-- start of The data --

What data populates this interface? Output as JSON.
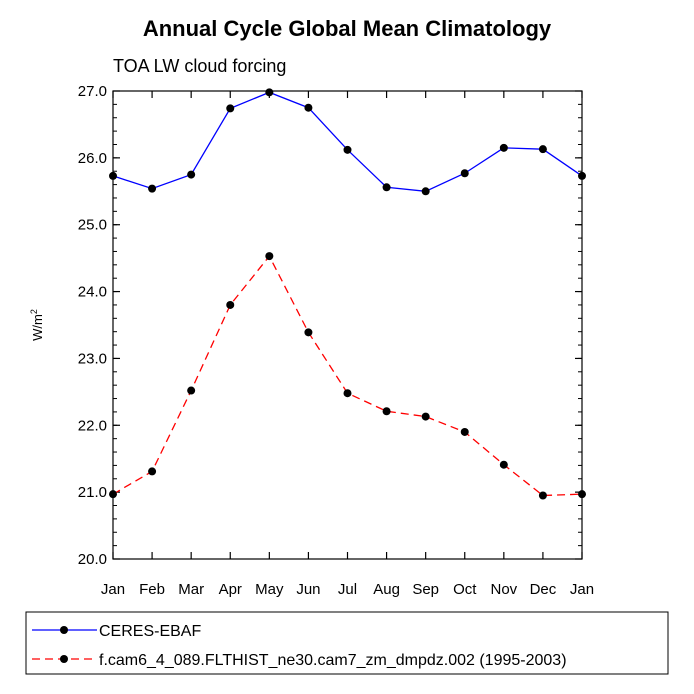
{
  "chart_data": {
    "type": "line",
    "title": "Annual Cycle Global Mean Climatology",
    "subtitle": "TOA LW cloud forcing",
    "xlabel": "",
    "ylabel": "W/m",
    "ylabel_superscript": "2",
    "categories": [
      "Jan",
      "Feb",
      "Mar",
      "Apr",
      "May",
      "Jun",
      "Jul",
      "Aug",
      "Sep",
      "Oct",
      "Nov",
      "Dec",
      "Jan"
    ],
    "ylim": [
      20.0,
      27.0
    ],
    "yticks": [
      "20.0",
      "21.0",
      "22.0",
      "23.0",
      "24.0",
      "25.0",
      "26.0",
      "27.0"
    ],
    "grid": false,
    "legend_position": "bottom",
    "series": [
      {
        "name": "CERES-EBAF",
        "color": "#0000ff",
        "line_style": "solid",
        "marker": "filled-circle",
        "values": [
          25.73,
          25.54,
          25.75,
          26.74,
          26.98,
          26.75,
          26.12,
          25.56,
          25.5,
          25.77,
          26.15,
          26.13,
          25.73
        ]
      },
      {
        "name": "f.cam6_4_089.FLTHIST_ne30.cam7_zm_dmpdz.002 (1995-2003)",
        "color": "#ff0000",
        "line_style": "dashed",
        "marker": "filled-circle",
        "values": [
          20.97,
          21.31,
          22.52,
          23.8,
          24.53,
          23.39,
          22.48,
          22.21,
          22.13,
          21.9,
          21.41,
          20.95,
          20.97
        ]
      }
    ]
  }
}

-- end of The data --

● **Goal**
Reproduce each record above by retyping it exactly; omit all images.

● **Problem solution**
What data populates this interface? Output as JSON.
{
  "chart_data": {
    "type": "line",
    "title": "Annual Cycle Global Mean Climatology",
    "subtitle": "TOA LW cloud forcing",
    "xlabel": "",
    "ylabel": "W/m",
    "ylabel_superscript": "2",
    "categories": [
      "Jan",
      "Feb",
      "Mar",
      "Apr",
      "May",
      "Jun",
      "Jul",
      "Aug",
      "Sep",
      "Oct",
      "Nov",
      "Dec",
      "Jan"
    ],
    "ylim": [
      20.0,
      27.0
    ],
    "yticks": [
      "20.0",
      "21.0",
      "22.0",
      "23.0",
      "24.0",
      "25.0",
      "26.0",
      "27.0"
    ],
    "grid": false,
    "legend_position": "bottom",
    "series": [
      {
        "name": "CERES-EBAF",
        "color": "#0000ff",
        "line_style": "solid",
        "marker": "filled-circle",
        "values": [
          25.73,
          25.54,
          25.75,
          26.74,
          26.98,
          26.75,
          26.12,
          25.56,
          25.5,
          25.77,
          26.15,
          26.13,
          25.73
        ]
      },
      {
        "name": "f.cam6_4_089.FLTHIST_ne30.cam7_zm_dmpdz.002 (1995-2003)",
        "color": "#ff0000",
        "line_style": "dashed",
        "marker": "filled-circle",
        "values": [
          20.97,
          21.31,
          22.52,
          23.8,
          24.53,
          23.39,
          22.48,
          22.21,
          22.13,
          21.9,
          21.41,
          20.95,
          20.97
        ]
      }
    ]
  }
}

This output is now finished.